MATERIAL FOR THIS EXERCISE =
-- -- --

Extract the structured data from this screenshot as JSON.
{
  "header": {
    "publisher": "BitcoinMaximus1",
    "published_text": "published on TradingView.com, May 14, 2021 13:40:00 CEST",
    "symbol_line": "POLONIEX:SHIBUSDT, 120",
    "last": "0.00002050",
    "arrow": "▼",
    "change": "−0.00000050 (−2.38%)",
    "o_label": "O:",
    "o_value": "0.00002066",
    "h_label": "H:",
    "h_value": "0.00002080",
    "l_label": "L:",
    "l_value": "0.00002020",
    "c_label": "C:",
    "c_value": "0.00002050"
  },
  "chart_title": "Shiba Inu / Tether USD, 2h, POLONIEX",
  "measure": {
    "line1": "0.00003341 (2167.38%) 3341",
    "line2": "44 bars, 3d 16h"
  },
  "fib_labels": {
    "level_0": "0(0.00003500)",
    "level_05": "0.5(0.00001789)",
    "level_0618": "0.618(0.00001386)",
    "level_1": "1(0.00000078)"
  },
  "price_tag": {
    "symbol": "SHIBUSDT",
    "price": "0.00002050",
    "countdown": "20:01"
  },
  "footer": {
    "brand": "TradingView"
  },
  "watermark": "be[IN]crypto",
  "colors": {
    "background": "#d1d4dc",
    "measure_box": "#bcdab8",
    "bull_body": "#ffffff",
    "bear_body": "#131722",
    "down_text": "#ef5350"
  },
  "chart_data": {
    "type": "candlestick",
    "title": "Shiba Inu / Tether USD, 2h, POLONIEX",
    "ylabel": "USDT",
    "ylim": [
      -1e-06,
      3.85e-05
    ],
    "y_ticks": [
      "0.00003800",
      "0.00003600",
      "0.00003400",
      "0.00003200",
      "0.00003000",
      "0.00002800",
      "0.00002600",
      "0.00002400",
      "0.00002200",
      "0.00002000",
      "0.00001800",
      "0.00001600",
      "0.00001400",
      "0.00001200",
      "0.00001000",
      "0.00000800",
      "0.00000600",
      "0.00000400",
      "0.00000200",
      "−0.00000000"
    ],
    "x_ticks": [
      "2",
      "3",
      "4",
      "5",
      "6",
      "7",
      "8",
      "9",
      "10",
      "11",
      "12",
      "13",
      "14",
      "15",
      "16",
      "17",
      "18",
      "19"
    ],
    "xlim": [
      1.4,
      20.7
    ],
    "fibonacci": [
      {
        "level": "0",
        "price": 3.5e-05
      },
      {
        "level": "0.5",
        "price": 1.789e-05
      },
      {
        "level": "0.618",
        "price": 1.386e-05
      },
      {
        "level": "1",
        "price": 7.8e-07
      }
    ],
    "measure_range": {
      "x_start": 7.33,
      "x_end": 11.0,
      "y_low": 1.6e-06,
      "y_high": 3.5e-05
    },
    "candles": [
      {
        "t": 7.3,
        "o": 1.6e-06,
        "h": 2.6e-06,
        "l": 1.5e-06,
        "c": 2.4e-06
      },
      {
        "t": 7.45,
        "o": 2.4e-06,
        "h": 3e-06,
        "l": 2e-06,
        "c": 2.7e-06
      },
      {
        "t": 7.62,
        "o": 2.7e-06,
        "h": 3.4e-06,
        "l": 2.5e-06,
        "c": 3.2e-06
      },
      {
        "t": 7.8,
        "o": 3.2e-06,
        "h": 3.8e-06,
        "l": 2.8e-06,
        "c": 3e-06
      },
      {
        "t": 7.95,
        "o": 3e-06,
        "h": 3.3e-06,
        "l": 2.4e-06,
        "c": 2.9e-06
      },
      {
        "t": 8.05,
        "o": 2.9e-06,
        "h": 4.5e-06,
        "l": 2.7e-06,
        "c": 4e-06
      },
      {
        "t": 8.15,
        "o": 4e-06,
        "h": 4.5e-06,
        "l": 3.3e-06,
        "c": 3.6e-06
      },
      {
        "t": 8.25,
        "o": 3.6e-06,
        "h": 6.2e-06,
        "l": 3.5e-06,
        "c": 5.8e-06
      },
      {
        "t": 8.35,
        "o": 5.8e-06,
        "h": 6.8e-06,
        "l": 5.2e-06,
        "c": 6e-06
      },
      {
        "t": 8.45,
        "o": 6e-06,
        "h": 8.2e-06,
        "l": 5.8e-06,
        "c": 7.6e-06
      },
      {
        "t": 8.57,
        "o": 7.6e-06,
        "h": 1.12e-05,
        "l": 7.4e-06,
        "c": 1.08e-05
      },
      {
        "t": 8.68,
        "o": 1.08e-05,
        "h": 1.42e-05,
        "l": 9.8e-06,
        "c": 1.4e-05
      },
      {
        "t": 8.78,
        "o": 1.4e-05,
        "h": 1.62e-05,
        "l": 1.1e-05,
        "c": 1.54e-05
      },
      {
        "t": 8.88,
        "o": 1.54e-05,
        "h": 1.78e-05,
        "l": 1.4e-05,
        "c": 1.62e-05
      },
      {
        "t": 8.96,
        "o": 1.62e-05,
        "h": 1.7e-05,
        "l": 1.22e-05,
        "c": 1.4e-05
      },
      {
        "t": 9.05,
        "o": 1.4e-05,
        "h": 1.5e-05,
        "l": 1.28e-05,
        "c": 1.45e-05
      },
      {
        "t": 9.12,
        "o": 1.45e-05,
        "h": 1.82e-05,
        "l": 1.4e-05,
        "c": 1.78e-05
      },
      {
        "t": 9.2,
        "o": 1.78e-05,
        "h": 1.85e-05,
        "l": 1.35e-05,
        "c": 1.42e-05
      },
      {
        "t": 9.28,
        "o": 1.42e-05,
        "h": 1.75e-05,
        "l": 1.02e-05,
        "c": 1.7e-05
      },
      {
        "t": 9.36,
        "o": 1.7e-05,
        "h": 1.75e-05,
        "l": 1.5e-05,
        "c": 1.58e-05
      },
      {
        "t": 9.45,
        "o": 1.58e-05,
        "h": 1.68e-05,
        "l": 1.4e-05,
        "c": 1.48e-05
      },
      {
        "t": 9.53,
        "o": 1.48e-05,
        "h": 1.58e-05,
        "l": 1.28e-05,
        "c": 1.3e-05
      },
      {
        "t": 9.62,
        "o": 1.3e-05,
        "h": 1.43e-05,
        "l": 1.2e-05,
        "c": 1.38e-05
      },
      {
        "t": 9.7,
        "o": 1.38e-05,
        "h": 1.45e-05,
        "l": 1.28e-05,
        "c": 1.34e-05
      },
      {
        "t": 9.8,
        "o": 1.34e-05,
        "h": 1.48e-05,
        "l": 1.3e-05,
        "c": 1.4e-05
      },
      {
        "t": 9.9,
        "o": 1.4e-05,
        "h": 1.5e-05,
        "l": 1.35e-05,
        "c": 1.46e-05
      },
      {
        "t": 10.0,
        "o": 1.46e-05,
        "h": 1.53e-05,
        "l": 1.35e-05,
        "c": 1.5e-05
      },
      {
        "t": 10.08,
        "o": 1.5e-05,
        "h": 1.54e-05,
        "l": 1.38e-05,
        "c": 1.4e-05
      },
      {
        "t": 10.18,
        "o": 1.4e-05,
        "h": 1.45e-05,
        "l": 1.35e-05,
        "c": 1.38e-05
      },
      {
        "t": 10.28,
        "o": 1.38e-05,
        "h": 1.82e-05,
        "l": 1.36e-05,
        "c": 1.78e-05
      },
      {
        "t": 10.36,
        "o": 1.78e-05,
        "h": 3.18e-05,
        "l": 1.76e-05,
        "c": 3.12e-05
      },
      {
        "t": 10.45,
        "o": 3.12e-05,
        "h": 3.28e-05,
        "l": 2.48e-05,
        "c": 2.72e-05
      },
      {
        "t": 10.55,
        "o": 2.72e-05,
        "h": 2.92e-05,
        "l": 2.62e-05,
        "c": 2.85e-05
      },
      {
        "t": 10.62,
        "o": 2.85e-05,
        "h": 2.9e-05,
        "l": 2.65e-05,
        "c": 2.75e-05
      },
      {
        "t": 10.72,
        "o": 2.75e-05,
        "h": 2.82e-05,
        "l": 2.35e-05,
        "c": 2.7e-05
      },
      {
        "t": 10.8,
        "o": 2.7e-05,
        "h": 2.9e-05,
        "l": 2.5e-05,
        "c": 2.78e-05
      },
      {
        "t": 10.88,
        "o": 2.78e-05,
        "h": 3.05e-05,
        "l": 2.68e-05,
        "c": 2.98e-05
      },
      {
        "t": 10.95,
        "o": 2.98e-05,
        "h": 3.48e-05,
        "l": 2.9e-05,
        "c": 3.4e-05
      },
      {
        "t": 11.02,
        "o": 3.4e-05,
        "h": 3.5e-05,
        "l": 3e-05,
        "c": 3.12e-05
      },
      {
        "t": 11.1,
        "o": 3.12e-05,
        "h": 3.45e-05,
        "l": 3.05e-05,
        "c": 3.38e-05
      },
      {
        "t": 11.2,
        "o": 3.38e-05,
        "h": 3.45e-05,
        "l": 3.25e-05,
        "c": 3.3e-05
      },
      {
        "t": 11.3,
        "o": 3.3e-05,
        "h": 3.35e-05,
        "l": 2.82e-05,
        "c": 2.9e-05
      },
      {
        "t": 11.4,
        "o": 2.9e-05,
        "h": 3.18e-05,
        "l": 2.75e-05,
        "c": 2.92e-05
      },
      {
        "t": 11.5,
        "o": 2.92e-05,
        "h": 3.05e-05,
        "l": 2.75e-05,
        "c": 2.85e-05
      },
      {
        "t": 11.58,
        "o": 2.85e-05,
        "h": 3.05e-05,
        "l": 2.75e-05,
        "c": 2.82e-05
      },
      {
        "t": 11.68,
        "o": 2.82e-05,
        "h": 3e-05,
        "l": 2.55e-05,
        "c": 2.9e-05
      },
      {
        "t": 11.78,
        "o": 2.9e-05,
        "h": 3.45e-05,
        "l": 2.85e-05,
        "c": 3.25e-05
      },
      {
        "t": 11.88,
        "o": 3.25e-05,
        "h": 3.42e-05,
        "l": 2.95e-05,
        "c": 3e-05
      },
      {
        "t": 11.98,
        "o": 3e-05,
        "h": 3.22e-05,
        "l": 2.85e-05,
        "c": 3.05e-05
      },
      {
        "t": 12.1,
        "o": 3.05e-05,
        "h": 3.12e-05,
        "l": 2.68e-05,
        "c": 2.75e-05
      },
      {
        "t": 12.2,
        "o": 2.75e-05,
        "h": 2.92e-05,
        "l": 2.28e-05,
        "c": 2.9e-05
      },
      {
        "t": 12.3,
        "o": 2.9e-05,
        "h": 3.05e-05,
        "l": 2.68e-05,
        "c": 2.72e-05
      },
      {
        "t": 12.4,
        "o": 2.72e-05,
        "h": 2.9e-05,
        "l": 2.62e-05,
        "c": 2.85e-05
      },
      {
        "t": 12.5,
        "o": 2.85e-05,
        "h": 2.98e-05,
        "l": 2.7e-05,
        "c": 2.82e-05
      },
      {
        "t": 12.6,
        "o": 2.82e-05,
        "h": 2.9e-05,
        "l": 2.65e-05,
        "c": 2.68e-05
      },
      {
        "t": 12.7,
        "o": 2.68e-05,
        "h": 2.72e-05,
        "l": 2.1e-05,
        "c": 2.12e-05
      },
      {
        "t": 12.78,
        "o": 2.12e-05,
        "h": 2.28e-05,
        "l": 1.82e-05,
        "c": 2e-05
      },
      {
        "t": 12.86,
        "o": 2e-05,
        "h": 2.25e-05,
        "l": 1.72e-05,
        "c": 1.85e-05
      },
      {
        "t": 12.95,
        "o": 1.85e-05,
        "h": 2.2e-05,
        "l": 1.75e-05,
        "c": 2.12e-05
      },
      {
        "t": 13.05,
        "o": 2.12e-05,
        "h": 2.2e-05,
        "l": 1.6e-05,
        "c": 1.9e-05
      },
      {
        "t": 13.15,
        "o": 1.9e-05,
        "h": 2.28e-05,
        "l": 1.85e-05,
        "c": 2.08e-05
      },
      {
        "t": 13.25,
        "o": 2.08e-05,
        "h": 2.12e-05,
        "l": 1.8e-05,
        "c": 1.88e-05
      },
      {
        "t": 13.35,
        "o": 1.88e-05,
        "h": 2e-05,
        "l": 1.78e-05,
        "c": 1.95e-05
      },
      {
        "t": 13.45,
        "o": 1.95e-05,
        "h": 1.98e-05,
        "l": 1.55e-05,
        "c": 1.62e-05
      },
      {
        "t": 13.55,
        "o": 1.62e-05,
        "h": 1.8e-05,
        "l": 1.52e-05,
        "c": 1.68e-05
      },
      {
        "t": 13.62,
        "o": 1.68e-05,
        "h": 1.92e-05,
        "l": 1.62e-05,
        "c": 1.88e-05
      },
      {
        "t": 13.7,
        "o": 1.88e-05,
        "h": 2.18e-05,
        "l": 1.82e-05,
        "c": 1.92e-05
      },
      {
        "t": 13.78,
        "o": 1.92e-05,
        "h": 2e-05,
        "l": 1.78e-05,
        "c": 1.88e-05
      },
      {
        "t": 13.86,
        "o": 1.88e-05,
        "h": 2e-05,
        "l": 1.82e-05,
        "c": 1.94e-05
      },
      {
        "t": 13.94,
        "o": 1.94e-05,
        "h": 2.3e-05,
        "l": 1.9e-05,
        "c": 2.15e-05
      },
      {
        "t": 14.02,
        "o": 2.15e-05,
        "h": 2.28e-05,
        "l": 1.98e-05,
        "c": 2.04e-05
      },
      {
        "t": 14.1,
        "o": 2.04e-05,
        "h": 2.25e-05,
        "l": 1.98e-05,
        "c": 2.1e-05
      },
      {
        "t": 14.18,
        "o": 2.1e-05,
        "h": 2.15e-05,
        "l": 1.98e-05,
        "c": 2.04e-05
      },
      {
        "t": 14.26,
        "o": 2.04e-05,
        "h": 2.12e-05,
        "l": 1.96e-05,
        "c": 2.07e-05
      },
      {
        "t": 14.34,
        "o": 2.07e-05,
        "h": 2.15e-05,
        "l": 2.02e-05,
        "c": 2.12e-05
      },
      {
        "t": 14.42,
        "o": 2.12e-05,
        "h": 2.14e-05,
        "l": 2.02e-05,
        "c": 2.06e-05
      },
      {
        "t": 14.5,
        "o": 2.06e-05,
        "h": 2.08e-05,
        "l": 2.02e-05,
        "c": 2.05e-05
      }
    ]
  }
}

-- -- --

PROBLEM TO SOLVE = Search the data for "SHIBUSDT". Copy every matching line.

EXPECTED ANSWER =
    "symbol_line": "POLONIEX:SHIBUSDT, 120",
    "symbol": "SHIBUSDT",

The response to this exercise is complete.